▶ [O que fazer]
**1)** Redigite o trecho da resenha do livro-reportagem entre "Por Redação" e "apetite por realidade.", inclusive.
**2)** Na resenha do livro-reportagem, quantos quilômetros o jornalista e o fotógrafo percorreram no semi-árido nordestino?
**3)** Escreva a continuação da resenha do livro-reportagem, começando logo após a última frase.

▶ [Texto selecionado]

Por Redação
em 21 de setembro de 2005
Ô Josué, eu nunca vi tamanha desgraça. Aqui, ao menos, contada com graça: este livro-reportagem compila as andanças do jornalista Xico Sá e do fotógrafo U. Dettmar [foto ao lado] por 60 mil quilômetros no semi-árido nordestino, documentando nossa mais antiga tragédia. A dupla encontrou histórias insólitas, como a descoberta de uma Nova York sertaneja [ltrecho abaixo]. Apesar de aqui e ali dar um nó no estômago, é livro para quem tem apetite por realidade.

▶ [Dados fornecidos]
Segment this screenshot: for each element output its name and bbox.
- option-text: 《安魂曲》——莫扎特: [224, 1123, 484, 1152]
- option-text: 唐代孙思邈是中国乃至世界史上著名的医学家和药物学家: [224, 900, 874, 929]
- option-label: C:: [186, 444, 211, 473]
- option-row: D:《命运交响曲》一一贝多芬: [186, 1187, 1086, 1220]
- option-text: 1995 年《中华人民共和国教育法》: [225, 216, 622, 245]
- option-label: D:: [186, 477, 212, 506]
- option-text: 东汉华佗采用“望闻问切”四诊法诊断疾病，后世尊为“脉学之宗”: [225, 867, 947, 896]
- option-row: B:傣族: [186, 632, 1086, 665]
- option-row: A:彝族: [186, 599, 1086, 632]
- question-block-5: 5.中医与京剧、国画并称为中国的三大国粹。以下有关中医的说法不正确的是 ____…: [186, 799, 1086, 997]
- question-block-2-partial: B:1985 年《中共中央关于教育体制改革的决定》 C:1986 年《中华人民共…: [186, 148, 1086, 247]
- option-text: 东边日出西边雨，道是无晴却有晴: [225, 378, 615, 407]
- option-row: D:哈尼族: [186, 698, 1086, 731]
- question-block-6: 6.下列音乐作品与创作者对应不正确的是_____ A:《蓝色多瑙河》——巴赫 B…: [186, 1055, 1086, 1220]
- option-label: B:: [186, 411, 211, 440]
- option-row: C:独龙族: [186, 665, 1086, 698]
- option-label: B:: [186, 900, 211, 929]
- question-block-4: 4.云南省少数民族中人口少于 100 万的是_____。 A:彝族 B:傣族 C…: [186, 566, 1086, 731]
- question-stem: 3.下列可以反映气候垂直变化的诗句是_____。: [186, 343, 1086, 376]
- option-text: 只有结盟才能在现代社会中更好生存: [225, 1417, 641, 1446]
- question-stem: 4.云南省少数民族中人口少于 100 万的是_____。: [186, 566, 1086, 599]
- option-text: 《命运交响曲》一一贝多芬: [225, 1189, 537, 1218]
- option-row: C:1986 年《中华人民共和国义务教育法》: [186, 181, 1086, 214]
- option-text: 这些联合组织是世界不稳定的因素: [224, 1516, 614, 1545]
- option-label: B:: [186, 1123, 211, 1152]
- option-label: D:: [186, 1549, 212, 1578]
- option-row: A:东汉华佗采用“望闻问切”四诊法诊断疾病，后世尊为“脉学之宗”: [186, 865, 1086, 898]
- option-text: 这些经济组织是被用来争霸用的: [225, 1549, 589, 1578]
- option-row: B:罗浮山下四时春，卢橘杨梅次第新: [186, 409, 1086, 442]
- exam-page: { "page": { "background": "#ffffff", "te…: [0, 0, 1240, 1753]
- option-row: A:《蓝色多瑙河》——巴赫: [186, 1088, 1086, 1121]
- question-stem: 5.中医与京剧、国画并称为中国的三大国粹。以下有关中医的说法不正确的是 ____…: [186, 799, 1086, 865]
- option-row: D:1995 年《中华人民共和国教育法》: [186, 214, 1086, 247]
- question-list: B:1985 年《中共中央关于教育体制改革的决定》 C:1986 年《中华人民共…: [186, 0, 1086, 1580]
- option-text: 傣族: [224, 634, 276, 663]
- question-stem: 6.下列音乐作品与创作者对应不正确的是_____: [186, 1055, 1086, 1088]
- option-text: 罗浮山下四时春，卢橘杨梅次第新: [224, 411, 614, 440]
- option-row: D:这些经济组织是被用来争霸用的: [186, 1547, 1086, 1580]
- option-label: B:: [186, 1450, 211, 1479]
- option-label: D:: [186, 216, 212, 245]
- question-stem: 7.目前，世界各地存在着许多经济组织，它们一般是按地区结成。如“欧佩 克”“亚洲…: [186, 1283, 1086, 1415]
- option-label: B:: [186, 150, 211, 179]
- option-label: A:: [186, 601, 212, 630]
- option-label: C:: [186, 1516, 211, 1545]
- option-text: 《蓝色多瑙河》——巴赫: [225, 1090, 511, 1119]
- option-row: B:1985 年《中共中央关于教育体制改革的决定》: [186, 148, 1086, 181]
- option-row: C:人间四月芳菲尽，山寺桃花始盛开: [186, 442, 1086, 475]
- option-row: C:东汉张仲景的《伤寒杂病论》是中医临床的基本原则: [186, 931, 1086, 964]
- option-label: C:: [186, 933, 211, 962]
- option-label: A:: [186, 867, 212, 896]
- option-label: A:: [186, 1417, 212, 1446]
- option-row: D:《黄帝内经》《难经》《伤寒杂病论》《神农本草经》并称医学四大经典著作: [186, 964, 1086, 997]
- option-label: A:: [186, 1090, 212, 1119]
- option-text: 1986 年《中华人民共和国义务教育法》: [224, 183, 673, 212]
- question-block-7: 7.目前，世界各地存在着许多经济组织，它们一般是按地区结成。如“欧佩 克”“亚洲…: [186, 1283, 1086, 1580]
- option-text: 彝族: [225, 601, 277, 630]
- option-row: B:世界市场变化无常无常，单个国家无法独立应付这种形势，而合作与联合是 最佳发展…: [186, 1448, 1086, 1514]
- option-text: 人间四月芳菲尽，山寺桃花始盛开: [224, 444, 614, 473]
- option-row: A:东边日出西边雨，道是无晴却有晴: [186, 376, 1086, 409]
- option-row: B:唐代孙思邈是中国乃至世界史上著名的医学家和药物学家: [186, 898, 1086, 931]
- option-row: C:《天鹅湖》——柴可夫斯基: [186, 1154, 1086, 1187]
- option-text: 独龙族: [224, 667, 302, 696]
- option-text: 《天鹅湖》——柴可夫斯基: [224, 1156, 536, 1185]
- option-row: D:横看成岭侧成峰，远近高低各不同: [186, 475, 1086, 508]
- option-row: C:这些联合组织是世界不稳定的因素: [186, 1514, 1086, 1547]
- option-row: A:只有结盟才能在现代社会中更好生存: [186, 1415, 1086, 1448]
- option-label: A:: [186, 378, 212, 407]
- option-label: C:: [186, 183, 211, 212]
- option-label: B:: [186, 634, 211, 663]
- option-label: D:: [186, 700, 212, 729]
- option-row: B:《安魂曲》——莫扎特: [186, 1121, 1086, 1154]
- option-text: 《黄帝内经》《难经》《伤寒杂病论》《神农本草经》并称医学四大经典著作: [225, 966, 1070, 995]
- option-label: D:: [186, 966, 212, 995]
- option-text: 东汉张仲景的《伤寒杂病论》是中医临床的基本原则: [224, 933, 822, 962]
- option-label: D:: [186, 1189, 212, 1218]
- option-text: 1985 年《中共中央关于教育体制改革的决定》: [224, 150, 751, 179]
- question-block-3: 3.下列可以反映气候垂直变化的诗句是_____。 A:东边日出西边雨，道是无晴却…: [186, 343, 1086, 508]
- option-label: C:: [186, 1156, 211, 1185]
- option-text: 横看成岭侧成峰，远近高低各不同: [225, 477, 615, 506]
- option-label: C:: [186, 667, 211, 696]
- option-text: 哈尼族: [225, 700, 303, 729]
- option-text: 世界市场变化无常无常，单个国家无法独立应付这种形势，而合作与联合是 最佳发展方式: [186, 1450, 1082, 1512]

▶ [Respostas do exercício]
**1)**
Por Redação
em 21 de setembro de 2005
Ô Josué, eu nunca vi tamanha desgraça. Aqui, ao menos, contada com graça: este livro-reportagem compila as andanças do jornalista Xico Sá e do fotógrafo U. Dettmar [foto ao lado] por 60 mil quilômetros no semi-árido nordestino, documentando nossa mais antiga tragédia. A dupla encontrou histórias insólitas, como a descoberta de uma Nova York sertaneja [ltrecho abaixo]. Apesar de aqui e ali dar um nó no estômago, é livro para quem tem apetite por realidade.

**2)** 60 mil quilômetros.

**3)**
Wellcome New York [sic], Maranhão, município de 4.499 almas. Não há nenhuma torre ou prédio que ultrapasse a altura das copas das suas mangueiras e cajueiros. […] A cidade-irmã de Manhattan, 5.058o lugar no ranking do Índice de Desenvolvimento Humano dos 5.507 municípios brasileiros, se divide entre os que vivem da pesca e os que vivem da roça. […] Até a década passada, as placas dos carros da cidade eram escritas à maneira gringa. New York mesmo, como a grafia inicial do lugar. Uma brigada nacionalista tratou de converter o batismo para Nova Iorque, além de recomendar o bom uso da língua portuguesa. Em algumas fachadas, no entanto, há marcas do estrangeiro. A sorveteria continua New York, o texto da campanha contra as drogas, pelos muros da cidade, termina sempre com um OK? e o açougue exibe lá no letreiro um berrante Shopping das Carnes […].